§ Record excerpts
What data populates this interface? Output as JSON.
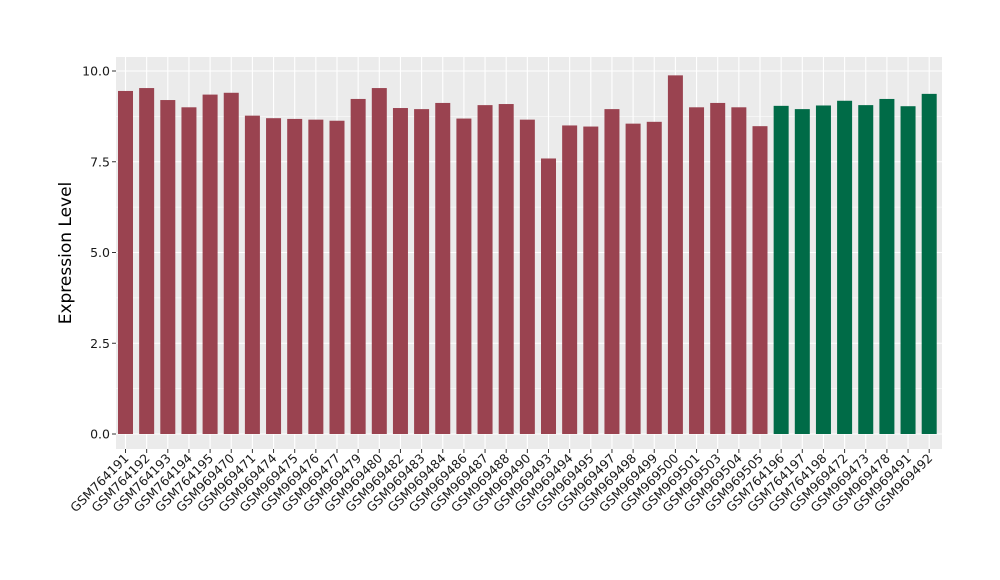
{
  "chart_data": {
    "type": "bar",
    "title": "",
    "xlabel": "",
    "ylabel": "Expression Level",
    "ylim": [
      0,
      10.5
    ],
    "yticks": [
      "0.0",
      "2.5",
      "5.0",
      "7.5",
      "10.0"
    ],
    "ytick_values": [
      0,
      2.5,
      5,
      7.5,
      10
    ],
    "grid": true,
    "legend": "none",
    "colors": {
      "group_a": "#9a4350",
      "group_b": "#006b47",
      "panel": "#ebebeb",
      "gridline": "#ffffff"
    },
    "categories": [
      "GSM764191",
      "GSM764192",
      "GSM764193",
      "GSM764194",
      "GSM764195",
      "GSM969470",
      "GSM969471",
      "GSM969474",
      "GSM969475",
      "GSM969476",
      "GSM969477",
      "GSM969479",
      "GSM969480",
      "GSM969482",
      "GSM969483",
      "GSM969484",
      "GSM969486",
      "GSM969487",
      "GSM969488",
      "GSM969490",
      "GSM969493",
      "GSM969494",
      "GSM969495",
      "GSM969497",
      "GSM969498",
      "GSM969499",
      "GSM969500",
      "GSM969501",
      "GSM969503",
      "GSM969504",
      "GSM969505",
      "GSM764196",
      "GSM764197",
      "GSM764198",
      "GSM969472",
      "GSM969473",
      "GSM969478",
      "GSM969491",
      "GSM969492"
    ],
    "values": [
      9.45,
      9.53,
      9.2,
      9.0,
      9.35,
      9.4,
      8.77,
      8.7,
      8.68,
      8.66,
      8.63,
      9.23,
      9.53,
      8.98,
      8.95,
      9.12,
      8.69,
      9.06,
      9.09,
      8.66,
      7.59,
      8.5,
      8.47,
      8.95,
      8.55,
      8.6,
      9.88,
      9.0,
      9.12,
      9.0,
      8.48,
      9.04,
      8.95,
      9.05,
      9.18,
      9.06,
      9.23,
      9.03,
      9.37
    ],
    "groups": [
      "a",
      "a",
      "a",
      "a",
      "a",
      "a",
      "a",
      "a",
      "a",
      "a",
      "a",
      "a",
      "a",
      "a",
      "a",
      "a",
      "a",
      "a",
      "a",
      "a",
      "a",
      "a",
      "a",
      "a",
      "a",
      "a",
      "a",
      "a",
      "a",
      "a",
      "a",
      "b",
      "b",
      "b",
      "b",
      "b",
      "b",
      "b",
      "b"
    ]
  }
}
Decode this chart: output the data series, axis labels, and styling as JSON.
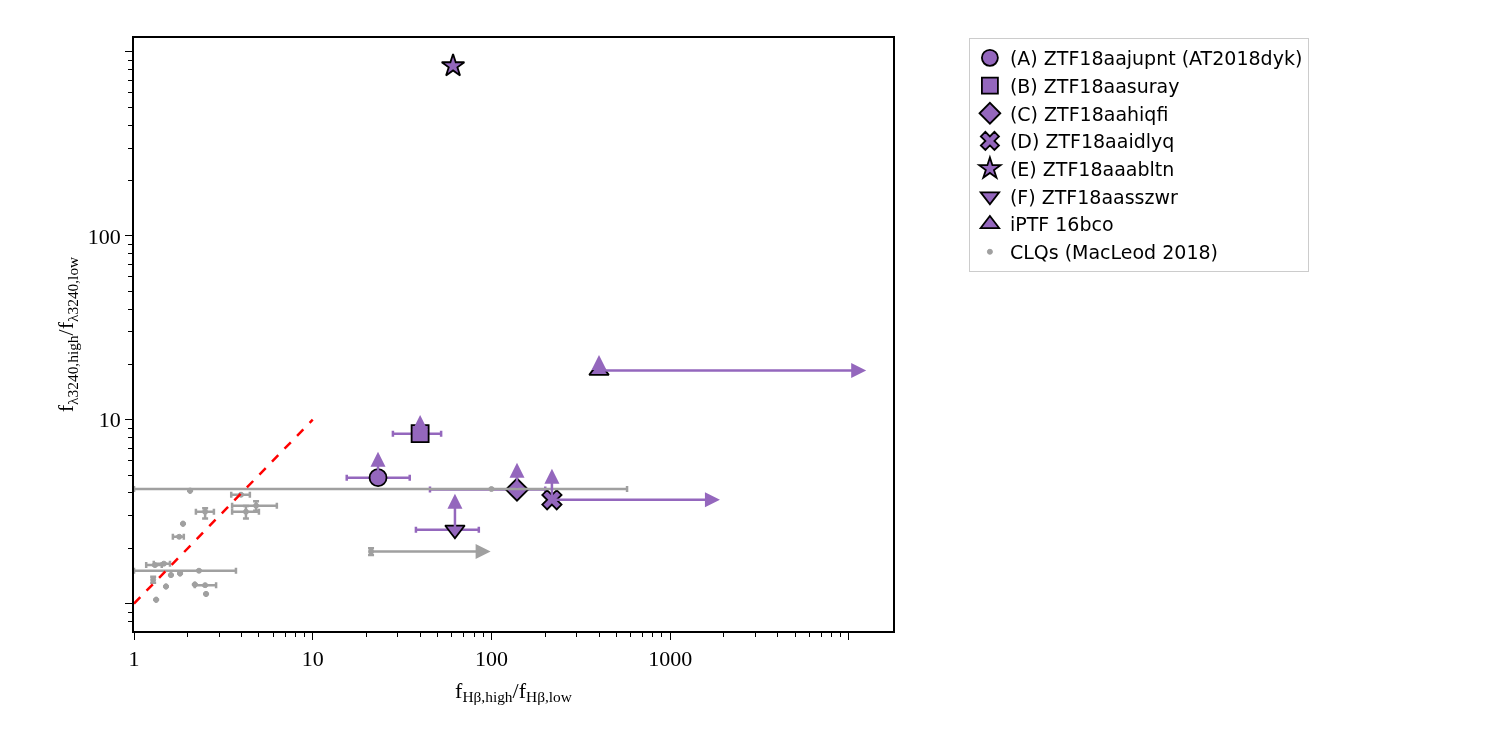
{
  "chart_data": {
    "type": "scatter",
    "xlabel": "f$_{Hβ,high}$/f$_{Hβ,low}$",
    "ylabel": "f$_{λ3240,high}$/f$_{λ3240,low}$",
    "log": "xy",
    "xlim": [
      1,
      17660
    ],
    "ylim": [
      0.71,
      1190
    ],
    "xticks": [
      1,
      10,
      100,
      1000,
      {
        "value": 10000,
        "label": null
      }
    ],
    "yticks": [
      {
        "value": 1,
        "label": null
      },
      10,
      100,
      {
        "value": 1000,
        "label": null
      }
    ],
    "legend": "top right",
    "series": [
      {
        "name": "(A) ZTF18aajupnt (AT2018dyk)",
        "color": "#9467bd",
        "marker": "circle",
        "x": [
          23.2
        ],
        "values": [
          4.84
        ],
        "xerrors": [
          [
            15.5,
            34.9
          ]
        ],
        "errors": [
          [
            4.84,
            6.7
          ]
        ]
      },
      {
        "name": "(B) ZTF18aasuray",
        "color": "#9467bd",
        "marker": "square",
        "x": [
          39.9
        ],
        "values": [
          8.4
        ],
        "xerrors": [
          [
            28.1,
            52.3
          ]
        ],
        "errors": [
          [
            8.4,
            10.6
          ]
        ]
      },
      {
        "name": "(C) ZTF18aahiqfi",
        "color": "#9467bd",
        "marker": "diamond",
        "x": [
          139
        ],
        "values": [
          4.17
        ],
        "xerrors": [
          [
            45.3,
            200
          ]
        ],
        "errors": [
          [
            4.17,
            5.84
          ]
        ]
      },
      {
        "name": "(D) ZTF18aaidlyq",
        "color": "#9467bd",
        "marker": "cross",
        "x": [
          218
        ],
        "values": [
          3.67
        ],
        "xerrors": [
          [
            218,
            1900
          ]
        ],
        "errors": [
          [
            3.67,
            5.41
          ]
        ]
      },
      {
        "name": "(E) ZTF18aaabltn",
        "color": "#9467bd",
        "marker": "star",
        "x": [
          61
        ],
        "values": [
          839
        ],
        "xerrors": [
          [
            59,
            63
          ]
        ],
        "errors": [
          null
        ]
      },
      {
        "name": "(F) ZTF18aasszwr",
        "color": "#9467bd",
        "marker": "triangle-down",
        "x": [
          62.5
        ],
        "values": [
          2.52
        ],
        "xerrors": [
          [
            37.8,
            85
          ]
        ],
        "errors": [
          [
            2.52,
            3.96
          ]
        ]
      },
      {
        "name": "iPTF 16bco",
        "color": "#9467bd",
        "marker": "triangle",
        "x": [
          400
        ],
        "values": [
          18.5
        ],
        "xerrors": [
          [
            400,
            12500
          ]
        ],
        "errors": [
          [
            18.5,
            22.5
          ]
        ]
      },
      {
        "name": "CLQs (MacLeod 2018)",
        "color": "#a0a0a0",
        "marker": "circle",
        "x": [
          100,
          2.06,
          3.97,
          2.5,
          4.23,
          4.82,
          1.88,
          1.79,
          21.2,
          1.47,
          1.31,
          2.31,
          1.81,
          1.61,
          1.28,
          1.51,
          2.19,
          2.5,
          2.53,
          1.33
        ],
        "values": [
          4.2,
          4.11,
          3.91,
          3.16,
          3.16,
          3.41,
          2.72,
          2.31,
          1.92,
          1.65,
          1.62,
          1.51,
          1.46,
          1.43,
          1.35,
          1.24,
          1.27,
          1.26,
          1.13,
          1.05
        ],
        "xerrors": [
          [
            1,
            574
          ],
          null,
          [
            3.5,
            4.45
          ],
          [
            2.22,
            2.8
          ],
          [
            3.54,
            5.0
          ],
          [
            3.54,
            6.3
          ],
          null,
          [
            1.65,
            1.9
          ],
          [
            21.2,
            99
          ],
          [
            1.29,
            1.59
          ],
          [
            1.17,
            1.43
          ],
          [
            1,
            3.72
          ],
          null,
          null,
          null,
          null,
          null,
          [
            2.19,
            2.88
          ],
          null,
          null
        ],
        "errors": [
          null,
          null,
          null,
          [
            2.9,
            3.3
          ],
          [
            2.9,
            3.4
          ],
          [
            3.2,
            3.6
          ],
          null,
          null,
          [
            1.84,
            2.0
          ],
          null,
          null,
          null,
          null,
          null,
          [
            1.3,
            1.4
          ],
          null,
          null,
          null,
          null,
          null
        ]
      },
      {
        "type": "line",
        "color": "#ff0000",
        "line_style": "dashed",
        "marker": "none",
        "x": [
          1,
          10
        ],
        "values": [
          1,
          10
        ]
      }
    ]
  }
}
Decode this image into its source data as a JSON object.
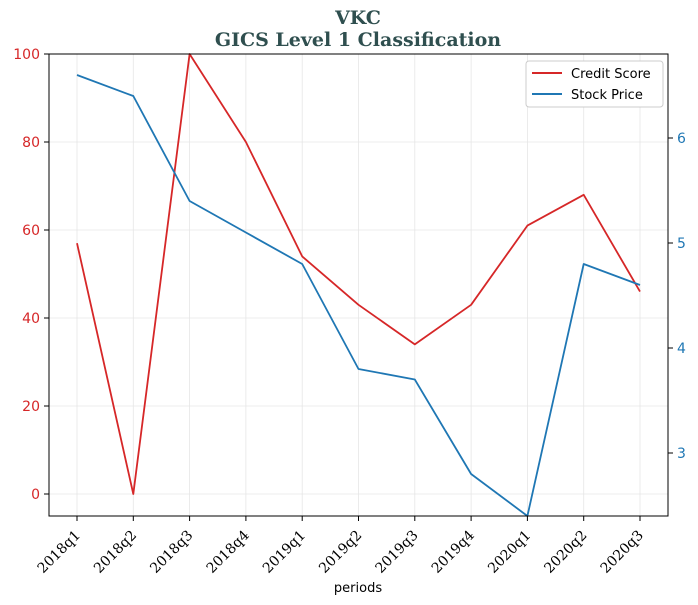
{
  "chart_data": {
    "type": "line",
    "title": "VKC",
    "subtitle": "GICS Level 1 Classification",
    "xlabel": "periods",
    "categories": [
      "2018q1",
      "2018q2",
      "2018q3",
      "2018q4",
      "2019q1",
      "2019q2",
      "2019q3",
      "2019q4",
      "2020q1",
      "2020q2",
      "2020q3"
    ],
    "left_axis": {
      "ylim": [
        0,
        100
      ],
      "ticks": [
        0,
        20,
        40,
        60,
        80,
        100
      ],
      "color": "#d62728"
    },
    "right_axis": {
      "ylim": [
        2.4,
        6.8
      ],
      "ticks": [
        3,
        4,
        5,
        6
      ],
      "color": "#1f77b4"
    },
    "series": [
      {
        "name": "Credit Score",
        "axis": "left",
        "color": "#d62728",
        "values": [
          57,
          0,
          100,
          80,
          54,
          43,
          34,
          43,
          61,
          68,
          46
        ]
      },
      {
        "name": "Stock Price",
        "axis": "right",
        "color": "#1f77b4",
        "values": [
          6.6,
          6.4,
          5.4,
          5.1,
          4.8,
          3.8,
          3.7,
          2.8,
          2.4,
          4.8,
          4.6
        ]
      }
    ],
    "grid": true,
    "legend_position": "top-right"
  }
}
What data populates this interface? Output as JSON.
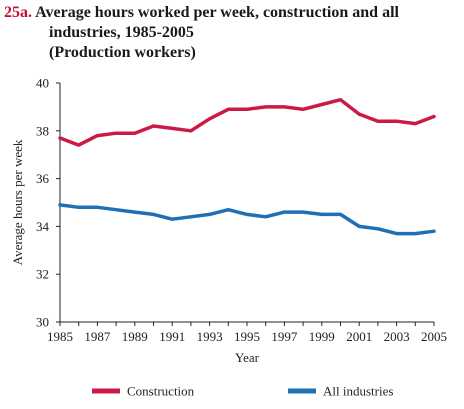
{
  "title": {
    "number": "25a.",
    "line1": "Average hours worked per week, construction and all",
    "line2": "industries, 1985-2005",
    "line3": "(Production workers)"
  },
  "chart_data": {
    "type": "line",
    "title": "Average hours worked per week, construction and all industries, 1985-2005",
    "subtitle": "(Production workers)",
    "xlabel": "Year",
    "ylabel": "Average hours per week",
    "xlim": [
      1985,
      2005
    ],
    "ylim": [
      30,
      40
    ],
    "x_ticks": [
      1985,
      1987,
      1989,
      1991,
      1993,
      1995,
      1997,
      1999,
      2001,
      2003,
      2005
    ],
    "y_ticks": [
      30,
      32,
      34,
      36,
      38,
      40
    ],
    "grid": false,
    "legend_position": "bottom",
    "x": [
      1985,
      1986,
      1987,
      1988,
      1989,
      1990,
      1991,
      1992,
      1993,
      1994,
      1995,
      1996,
      1997,
      1998,
      1999,
      2000,
      2001,
      2002,
      2003,
      2004,
      2005
    ],
    "series": [
      {
        "name": "Construction",
        "color": "#cc1a48",
        "values": [
          37.7,
          37.4,
          37.8,
          37.9,
          37.9,
          38.2,
          38.1,
          38.0,
          38.5,
          38.9,
          38.9,
          39.0,
          39.0,
          38.9,
          39.1,
          39.3,
          38.7,
          38.4,
          38.4,
          38.3,
          38.6
        ]
      },
      {
        "name": "All industries",
        "color": "#1f6fb5",
        "values": [
          34.9,
          34.8,
          34.8,
          34.7,
          34.6,
          34.5,
          34.3,
          34.4,
          34.5,
          34.7,
          34.5,
          34.4,
          34.6,
          34.6,
          34.5,
          34.5,
          34.0,
          33.9,
          33.7,
          33.7,
          33.8
        ]
      }
    ]
  }
}
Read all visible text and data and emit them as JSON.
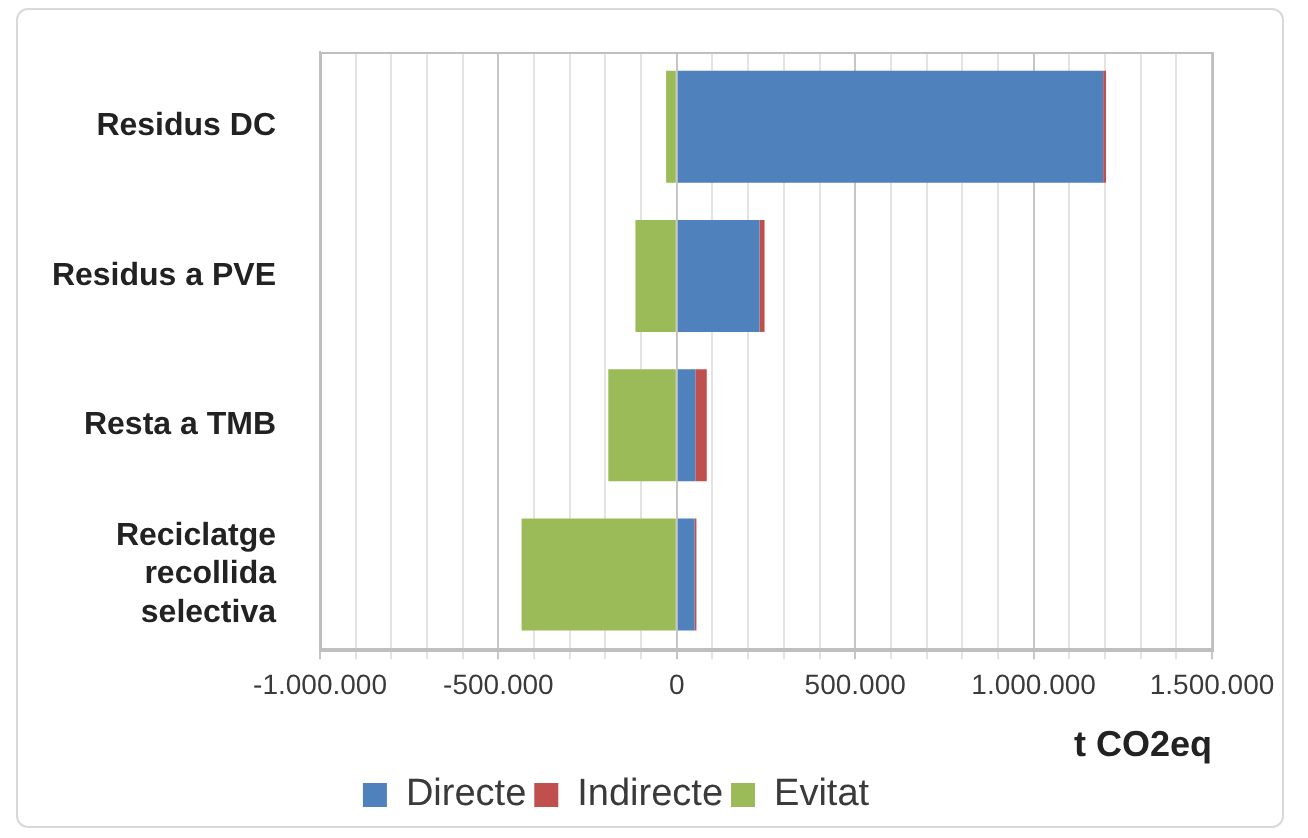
{
  "chart_data": {
    "type": "bar",
    "orientation": "horizontal",
    "stacked": true,
    "categories": [
      "Residus DC",
      "Residus a PVE",
      "Resta a TMB",
      "Reciclatge recollida selectiva"
    ],
    "series": [
      {
        "name": "Directe",
        "color": "#4f81bd",
        "values": [
          1195000,
          232000,
          52000,
          50000
        ]
      },
      {
        "name": "Indirecte",
        "color": "#c0504d",
        "values": [
          8000,
          14000,
          32000,
          5000
        ]
      },
      {
        "name": "Evitat",
        "color": "#9bbb59",
        "values": [
          -30000,
          -116000,
          -192000,
          -435000
        ]
      }
    ],
    "xlabel": "t CO2eq",
    "xlim": [
      -1000000,
      1500000
    ],
    "xticks": [
      {
        "value": -1000000,
        "label": "-1.000.000"
      },
      {
        "value": -900000,
        "label": null
      },
      {
        "value": -800000,
        "label": null
      },
      {
        "value": -700000,
        "label": null
      },
      {
        "value": -600000,
        "label": null
      },
      {
        "value": -500000,
        "label": "-500.000"
      },
      {
        "value": -400000,
        "label": null
      },
      {
        "value": -300000,
        "label": null
      },
      {
        "value": -200000,
        "label": null
      },
      {
        "value": -100000,
        "label": null
      },
      0,
      {
        "value": 100000,
        "label": null
      },
      {
        "value": 200000,
        "label": null
      },
      {
        "value": 300000,
        "label": null
      },
      {
        "value": 400000,
        "label": null
      },
      {
        "value": 500000,
        "label": "500.000"
      },
      {
        "value": 600000,
        "label": null
      },
      {
        "value": 700000,
        "label": null
      },
      {
        "value": 800000,
        "label": null
      },
      {
        "value": 900000,
        "label": null
      },
      {
        "value": 1000000,
        "label": "1.000.000"
      },
      {
        "value": 1100000,
        "label": null
      },
      {
        "value": 1200000,
        "label": null
      },
      {
        "value": 1300000,
        "label": null
      },
      {
        "value": 1400000,
        "label": null
      },
      {
        "value": 1500000,
        "label": "1.500.000"
      }
    ],
    "grid": "x",
    "legend": "bottom"
  }
}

§ Brief
List every line in the records above that contains the word "Level".

§ Output for this exercise
    "ylabel": "Expression Level",
    "subtitle": "GICS Level 1 Classification",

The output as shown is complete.